# Data for this task

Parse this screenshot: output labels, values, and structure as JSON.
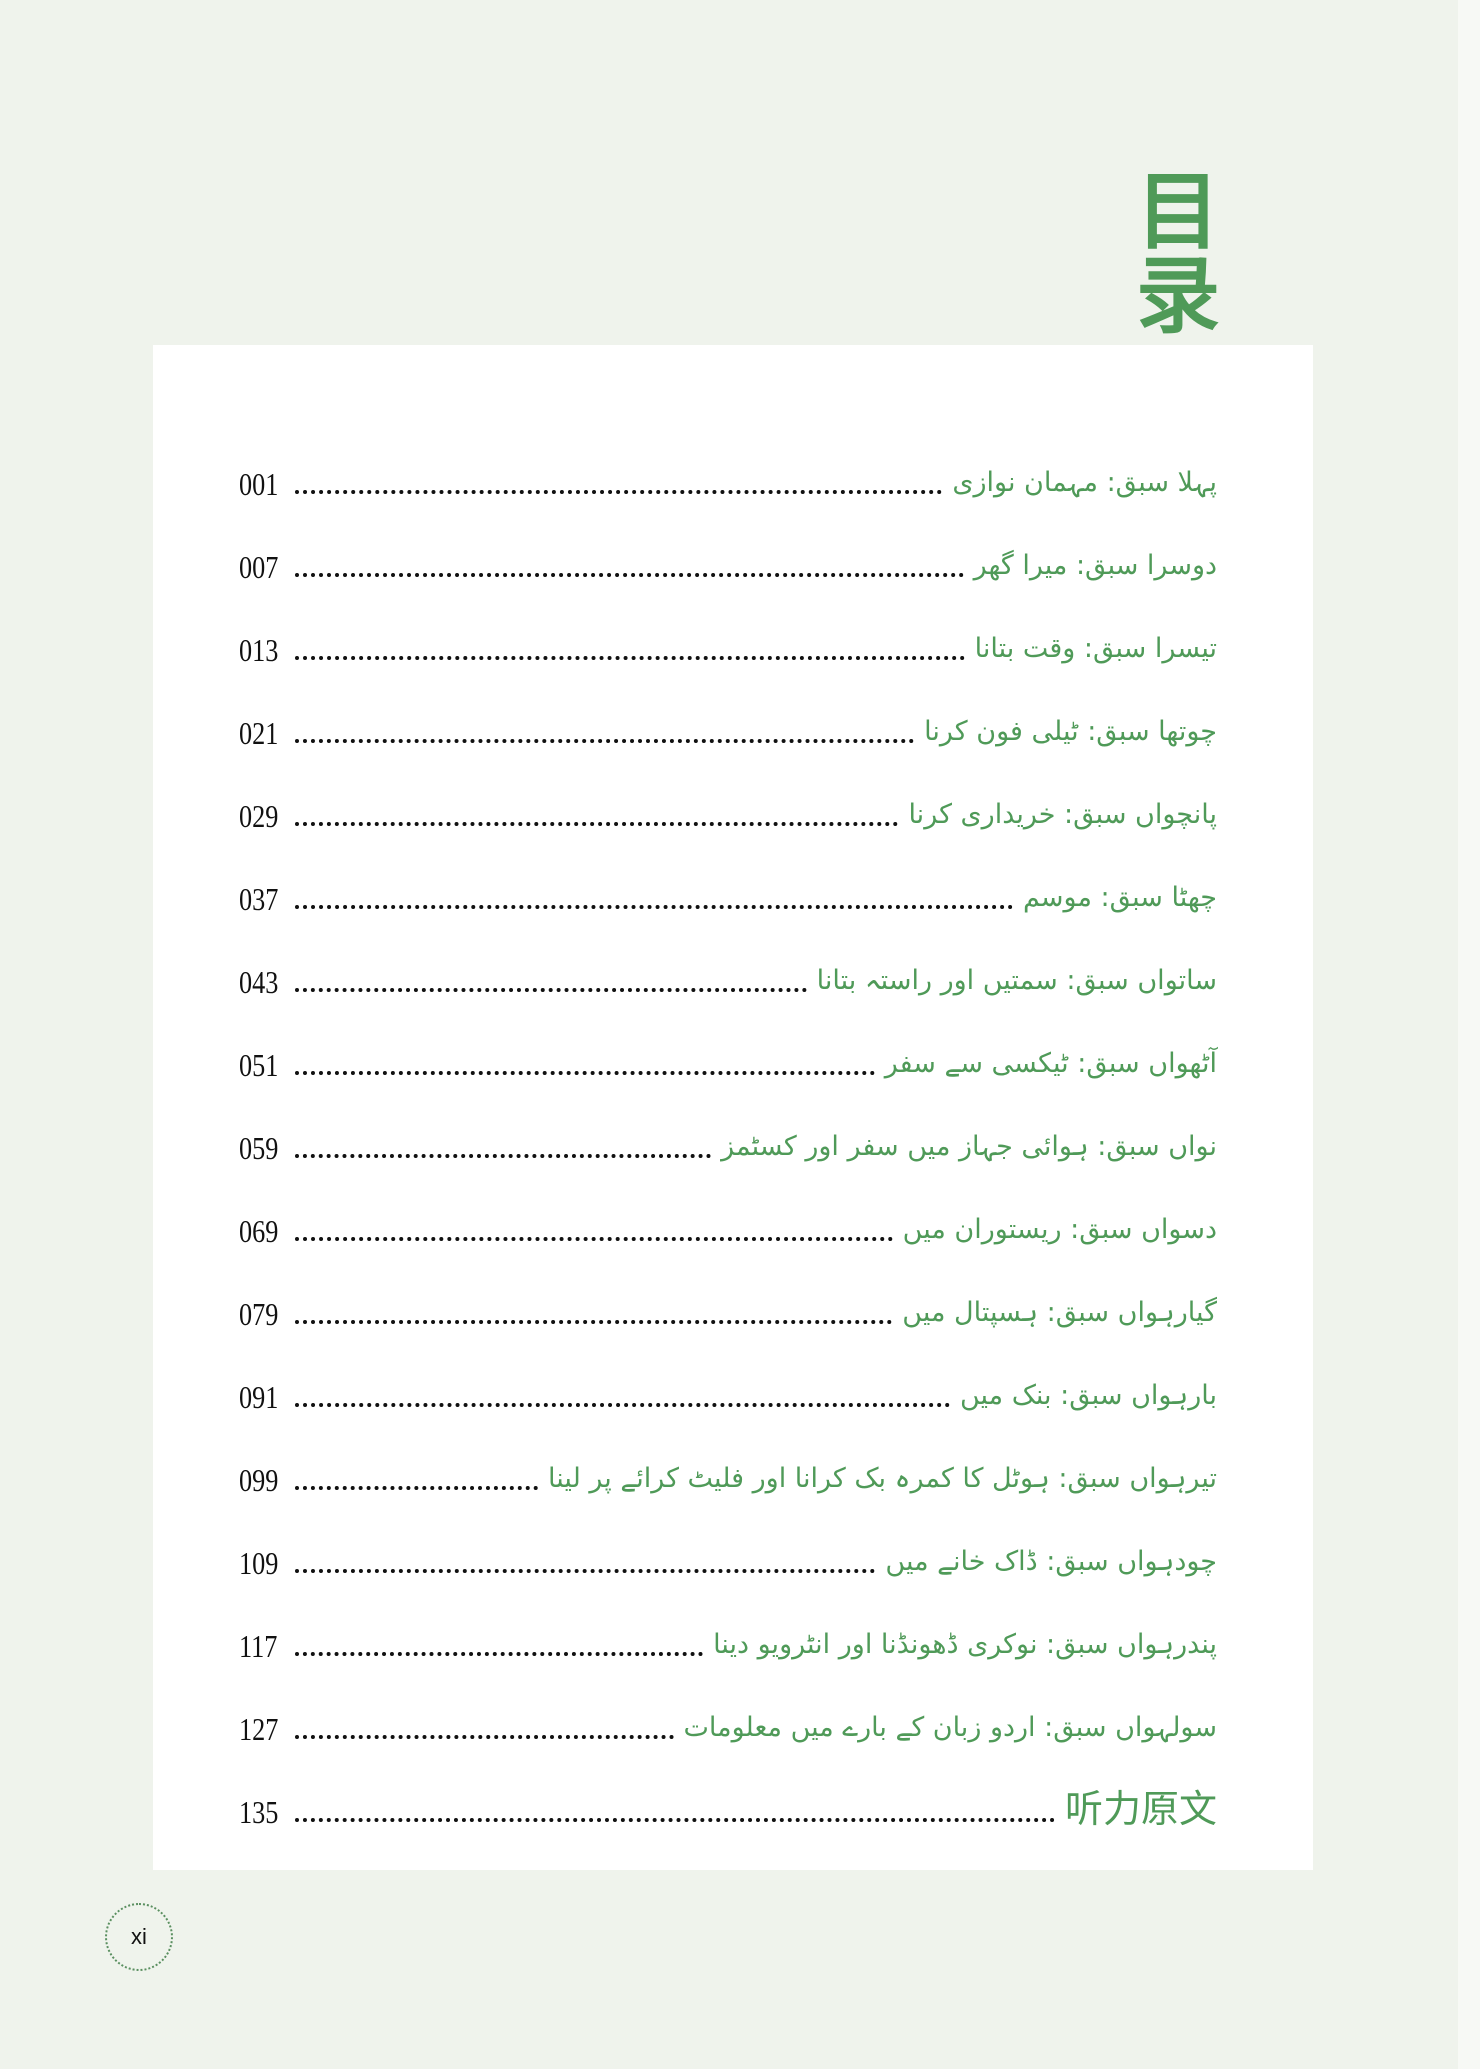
{
  "title": "目录",
  "entries": [
    {
      "label": "پہلا سبق: مہمان نوازی",
      "page": "001"
    },
    {
      "label": "دوسرا سبق: میرا گھر",
      "page": "007"
    },
    {
      "label": "تیسرا سبق: وقت بتانا",
      "page": "013"
    },
    {
      "label": "چوتھا سبق: ٹیلی فون کرنا",
      "page": "021"
    },
    {
      "label": "پانچواں سبق: خریداری کرنا",
      "page": "029"
    },
    {
      "label": "چھٹا سبق: موسم",
      "page": "037"
    },
    {
      "label": "ساتواں سبق: سمتیں اور راستہ بتانا",
      "page": "043"
    },
    {
      "label": "آٹھواں سبق: ٹیکسی سے سفر",
      "page": "051"
    },
    {
      "label": "نواں سبق: ہوائی جہاز میں سفر اور کسٹمز",
      "page": "059"
    },
    {
      "label": "دسواں سبق: ریستوران میں",
      "page": "069"
    },
    {
      "label": "گیارہواں سبق: ہسپتال میں",
      "page": "079"
    },
    {
      "label": "بارہواں سبق: بنک میں",
      "page": "091"
    },
    {
      "label": "تیرہواں سبق: ہوٹل کا کمرہ بک کرانا اور فلیٹ کرائے پر لینا",
      "page": "099"
    },
    {
      "label": "چودہواں سبق: ڈاک خانے میں",
      "page": "109"
    },
    {
      "label": "پندرہواں سبق: نوکری ڈھونڈنا اور انٹرویو دینا",
      "page": "117"
    },
    {
      "label": "سولہواں سبق: اردو زبان کے بارے میں معلومات",
      "page": "127"
    },
    {
      "label": "听力原文",
      "page": "135"
    }
  ],
  "page_number": "xi",
  "colors": {
    "accent": "#4f9a58",
    "background": "#eff3ec",
    "panel": "#ffffff"
  }
}
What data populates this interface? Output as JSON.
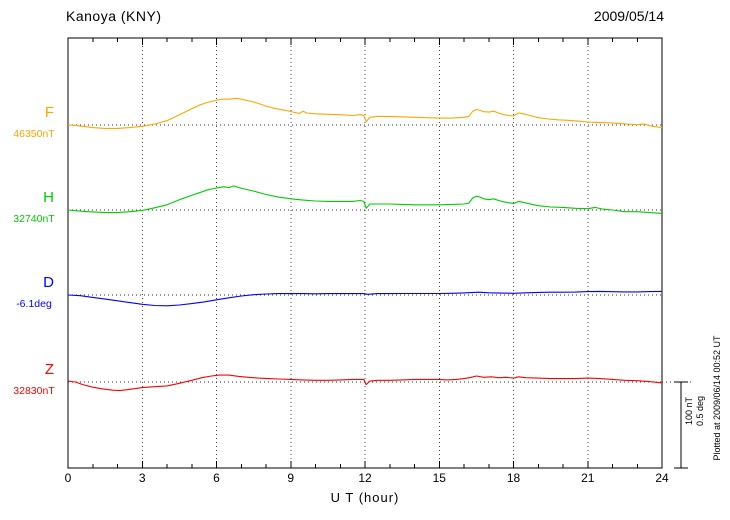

# Your goal
Check each line of the records for the string "بتانا" and state how many lines contain it. Give only the number.

# Correct result
2